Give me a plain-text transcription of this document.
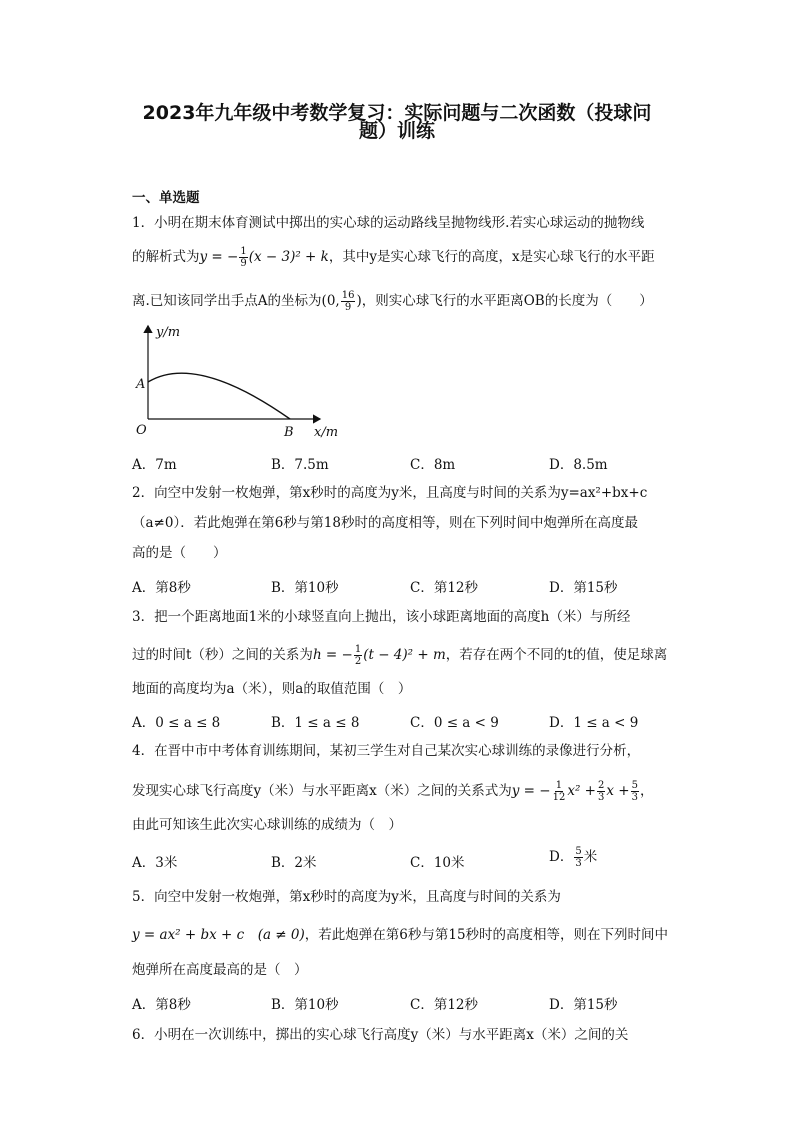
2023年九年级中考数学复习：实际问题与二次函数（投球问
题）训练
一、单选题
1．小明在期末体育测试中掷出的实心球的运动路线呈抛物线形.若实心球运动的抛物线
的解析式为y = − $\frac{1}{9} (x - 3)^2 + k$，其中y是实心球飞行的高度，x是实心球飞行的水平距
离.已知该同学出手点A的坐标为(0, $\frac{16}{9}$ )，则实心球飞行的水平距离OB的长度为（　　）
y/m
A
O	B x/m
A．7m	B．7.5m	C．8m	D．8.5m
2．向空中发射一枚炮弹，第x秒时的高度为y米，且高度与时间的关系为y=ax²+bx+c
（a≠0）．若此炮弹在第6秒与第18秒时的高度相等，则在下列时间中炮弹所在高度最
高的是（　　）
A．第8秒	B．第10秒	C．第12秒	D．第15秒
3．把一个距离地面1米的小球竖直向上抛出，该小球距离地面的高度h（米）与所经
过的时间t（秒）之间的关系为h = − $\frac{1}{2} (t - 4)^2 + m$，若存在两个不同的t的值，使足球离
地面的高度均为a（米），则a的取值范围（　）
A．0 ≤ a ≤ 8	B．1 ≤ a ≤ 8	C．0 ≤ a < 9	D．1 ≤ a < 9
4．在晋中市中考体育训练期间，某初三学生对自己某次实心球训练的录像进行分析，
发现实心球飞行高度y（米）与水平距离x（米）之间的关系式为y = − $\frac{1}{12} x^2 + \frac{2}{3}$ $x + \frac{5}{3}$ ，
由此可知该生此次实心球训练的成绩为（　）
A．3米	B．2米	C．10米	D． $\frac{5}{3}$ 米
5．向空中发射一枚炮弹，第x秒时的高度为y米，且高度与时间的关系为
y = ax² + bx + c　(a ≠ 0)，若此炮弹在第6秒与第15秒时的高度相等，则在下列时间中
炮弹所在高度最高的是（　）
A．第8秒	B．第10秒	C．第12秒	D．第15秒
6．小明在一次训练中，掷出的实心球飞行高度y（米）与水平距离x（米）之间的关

□ □ □

▶ SET EXERCISE
Make an exact copy of every entry above, minus the images.

▶ REPLY
Give me a plain-text transcription of this document.
2023年九年级中考数学复习：实际问题与二次函数（投球问
题）训练
一、单选题
1．小明在期末体育测试中掷出的实心球的运动路线呈抛物线形.若实心球运动的抛物线
的解析式为y = − $\frac{1}{9} (x - 3)^2 + k$，其中y是实心球飞行的高度，x是实心球飞行的水平距
离.已知该同学出手点A的坐标为(0, $\frac{16}{9}$ )，则实心球飞行的水平距离OB的长度为（　　）
y/m
A
O	B x/m
A．7m	B．7.5m	C．8m	D．8.5m
2．向空中发射一枚炮弹，第x秒时的高度为y米，且高度与时间的关系为y=ax²+bx+c
（a≠0）．若此炮弹在第6秒与第18秒时的高度相等，则在下列时间中炮弹所在高度最
高的是（　　）
A．第8秒	B．第10秒	C．第12秒	D．第15秒
3．把一个距离地面1米的小球竖直向上抛出，该小球距离地面的高度h（米）与所经
过的时间t（秒）之间的关系为h = − $\frac{1}{2} (t - 4)^2 + m$，若存在两个不同的t的值，使足球离
地面的高度均为a（米），则a的取值范围（　）
A．0 ≤ a ≤ 8	B．1 ≤ a ≤ 8	C．0 ≤ a < 9	D．1 ≤ a < 9
4．在晋中市中考体育训练期间，某初三学生对自己某次实心球训练的录像进行分析，
发现实心球飞行高度y（米）与水平距离x（米）之间的关系式为y = − $\frac{1}{12} x^2 + \frac{2}{3}$ $x + \frac{5}{3}$ ，
由此可知该生此次实心球训练的成绩为（　）
A．3米	B．2米	C．10米	D． $\frac{5}{3}$ 米
5．向空中发射一枚炮弹，第x秒时的高度为y米，且高度与时间的关系为
y = ax² + bx + c　(a ≠ 0)，若此炮弹在第6秒与第15秒时的高度相等，则在下列时间中
炮弹所在高度最高的是（　）
A．第8秒	B．第10秒	C．第12秒	D．第15秒
6．小明在一次训练中，掷出的实心球飞行高度y（米）与水平距离x（米）之间的关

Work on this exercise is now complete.